··· ТЕКСТ ДЛЯ АНАЛИЗА ···

Главное же в том, что Расин с наибольшей последовательностью осуществил принцип единства действия. Его композиция трагедий отличается такой тщательностью, что в ней исключено все, не отно­сящееся к существу драматического конфликта.

Большинство трагедий Расина были написаны на античные сю­жеты, две — на сюжеты библейские. Для «Баязета» (1672) драматург набрал недавнее происшествие: умерщвление Баязета его братом султаном Амуратом в 1638 году. Издавая трагедию, Расин счел нужным оправдаться в том, что нарушил обычай показывать только древние события и легенды.

Трагические герои должны быть величественны. «Трагедийные персонажи должны быть рассматриваемы иным взором, нежели тот, которым мы обычно смотрим на людей, виденных нами вблизи. Мож­но сказать, что уважение, которое мы испытываем к героям, растет по мере того, как они отдаляются от нас...» (I, 259). Дистанцию вре­мени можно, однако, по мнению Расина, заменить отдаленностью в пространстве, «ибо народ не делает разницы между тем, что нахо­дится, так сказать, за тысячу лет от него, и тем, что находится от него за тысячу миль» (I, 259). Чуждые нравы создают то отдаление от зри­теля, которое необходимо для придания необычности и возвышеннос­ти трагическому событию.

Почти все суждения Расина касаются жанра трагедии. Вопросы комедийного творчества затронуты им в небольшой степени в предис­ловии к его комедии «Сутяги» (1668). Высказывания Расина представляют интерес, поскольку они смыкаются с той борьбой за высокую комедию, которую в то же время вел Мольер. Хотя к тому времени, когда Расин написал «Сутяг», он порвал с Мольером, общность их принципиальной позиции в отношении жанра комедии представляется несомненной.

··· ИСХОДНЫЕ ДАННЫЕ ···

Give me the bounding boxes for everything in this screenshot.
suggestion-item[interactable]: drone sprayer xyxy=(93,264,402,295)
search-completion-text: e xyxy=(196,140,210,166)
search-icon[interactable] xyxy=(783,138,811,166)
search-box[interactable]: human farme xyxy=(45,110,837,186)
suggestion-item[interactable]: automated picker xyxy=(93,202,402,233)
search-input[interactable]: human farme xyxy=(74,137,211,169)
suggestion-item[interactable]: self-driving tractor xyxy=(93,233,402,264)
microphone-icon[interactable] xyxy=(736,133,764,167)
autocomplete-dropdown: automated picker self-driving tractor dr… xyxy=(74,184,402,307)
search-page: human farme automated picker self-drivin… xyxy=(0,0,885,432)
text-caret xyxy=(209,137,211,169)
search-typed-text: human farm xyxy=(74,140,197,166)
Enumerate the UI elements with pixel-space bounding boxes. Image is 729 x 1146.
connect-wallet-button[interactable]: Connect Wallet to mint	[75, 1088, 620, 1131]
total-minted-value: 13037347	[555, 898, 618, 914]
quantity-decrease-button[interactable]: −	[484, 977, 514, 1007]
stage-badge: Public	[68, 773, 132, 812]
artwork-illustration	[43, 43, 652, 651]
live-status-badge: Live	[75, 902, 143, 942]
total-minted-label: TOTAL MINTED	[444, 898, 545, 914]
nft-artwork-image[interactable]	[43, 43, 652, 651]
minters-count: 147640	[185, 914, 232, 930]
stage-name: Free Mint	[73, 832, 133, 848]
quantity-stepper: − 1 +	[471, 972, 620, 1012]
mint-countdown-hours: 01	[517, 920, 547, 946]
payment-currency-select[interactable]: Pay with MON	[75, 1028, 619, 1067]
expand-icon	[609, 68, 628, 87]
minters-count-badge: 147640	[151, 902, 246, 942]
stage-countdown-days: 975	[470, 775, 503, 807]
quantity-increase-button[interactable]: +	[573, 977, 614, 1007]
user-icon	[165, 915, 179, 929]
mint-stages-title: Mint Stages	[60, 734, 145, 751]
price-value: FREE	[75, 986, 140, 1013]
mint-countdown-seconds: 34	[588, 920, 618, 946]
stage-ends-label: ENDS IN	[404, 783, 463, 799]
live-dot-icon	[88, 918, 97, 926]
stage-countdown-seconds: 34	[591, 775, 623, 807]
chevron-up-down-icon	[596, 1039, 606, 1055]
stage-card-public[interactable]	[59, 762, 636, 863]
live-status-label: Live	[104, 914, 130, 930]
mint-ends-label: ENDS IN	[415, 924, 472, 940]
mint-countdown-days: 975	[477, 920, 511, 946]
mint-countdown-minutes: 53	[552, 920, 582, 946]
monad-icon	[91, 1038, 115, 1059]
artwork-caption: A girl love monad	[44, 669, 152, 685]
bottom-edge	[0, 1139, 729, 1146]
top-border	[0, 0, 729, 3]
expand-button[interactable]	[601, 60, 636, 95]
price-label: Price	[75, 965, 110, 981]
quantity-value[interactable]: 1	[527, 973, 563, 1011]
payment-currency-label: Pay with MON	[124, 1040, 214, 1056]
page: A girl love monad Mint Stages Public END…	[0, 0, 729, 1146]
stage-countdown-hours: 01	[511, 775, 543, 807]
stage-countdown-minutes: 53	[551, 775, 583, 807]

···

▸ **ЧТО ПРЕДСТОИТ СДЕЛАТЬ**
a) Какое событие, согласно тексту о Расине, послужило сюжетом для «Баязета»?
b) Продолжите текст о Расине после его последнего предложения.
Перечень здесь никакой роли не играет.

▸ **ОТВЕТЫ ПО ЗАДАНИЯМ**
a) Умерщвление Баязета его братом султаном Амуратом в 1638 году.

b)
Сложность положения Расина заключается в том, что в «Сутягах» осмеивалось государственное учреждение — суд. Расин прикрывал­ся тем, что всего лишь перевел на французский язык и приспособил к французским нравам комедию Аристофана «Осы». Но публика не знала, как отнестись к «Сутягам». «Даже те, кто больше всех весели­лись ею (комедией.— А. А.),— рассказывает Расин,— боялись, что смеются не по правилам...» (I, 88). Другие считали, что «судебные де­ла не могут быть предметом развлечения для придворных» (I, 88). Но когда «Сутяги» были представлены в Версале и получили высочайшее одобрение, сомнения как будто исчезли.

Такова была практическая сторона дела. Расин посягнул на го­сударственное установление, его критика нравов пришлась не по вкусу противникам правды в искусстве. Но для Расина вопрос не ограничивался правом на изображение реального. Вопрос был и в том, как изобразить действительность в комедии. И здесь драматург высказал суждения, представляющие принципиальный интерес.

Расин пишет: «Аристофан был прав, уводя все вещи за пределы правдоподобия. Судьи ареопага, возможно, не сочли бы благом, ежели бы он изобразил в натуральном виде их стяжательство, про­делки секретарей, хвастовство их адвокатов. Уместно было слегка преувеличить черты действующих лиц, дабы помешать им узнать се­бя. Публика не переставала различать правду сквозь чудачества...» (I, 88).

По мнению Расина, комедиографу приходится идти на некоторый компромисс для того, чтобы сказать правду о государственных уста­новлениях. Но дело не только в этом. Преувеличения, гротеск служат средствами усиления комического эффекта. Комедия, естествен­но, должна быть веселой, но цель комедии не только в том, чтобы заставлять смеяться. Сквозь смешное должна проглядывать правда жизни.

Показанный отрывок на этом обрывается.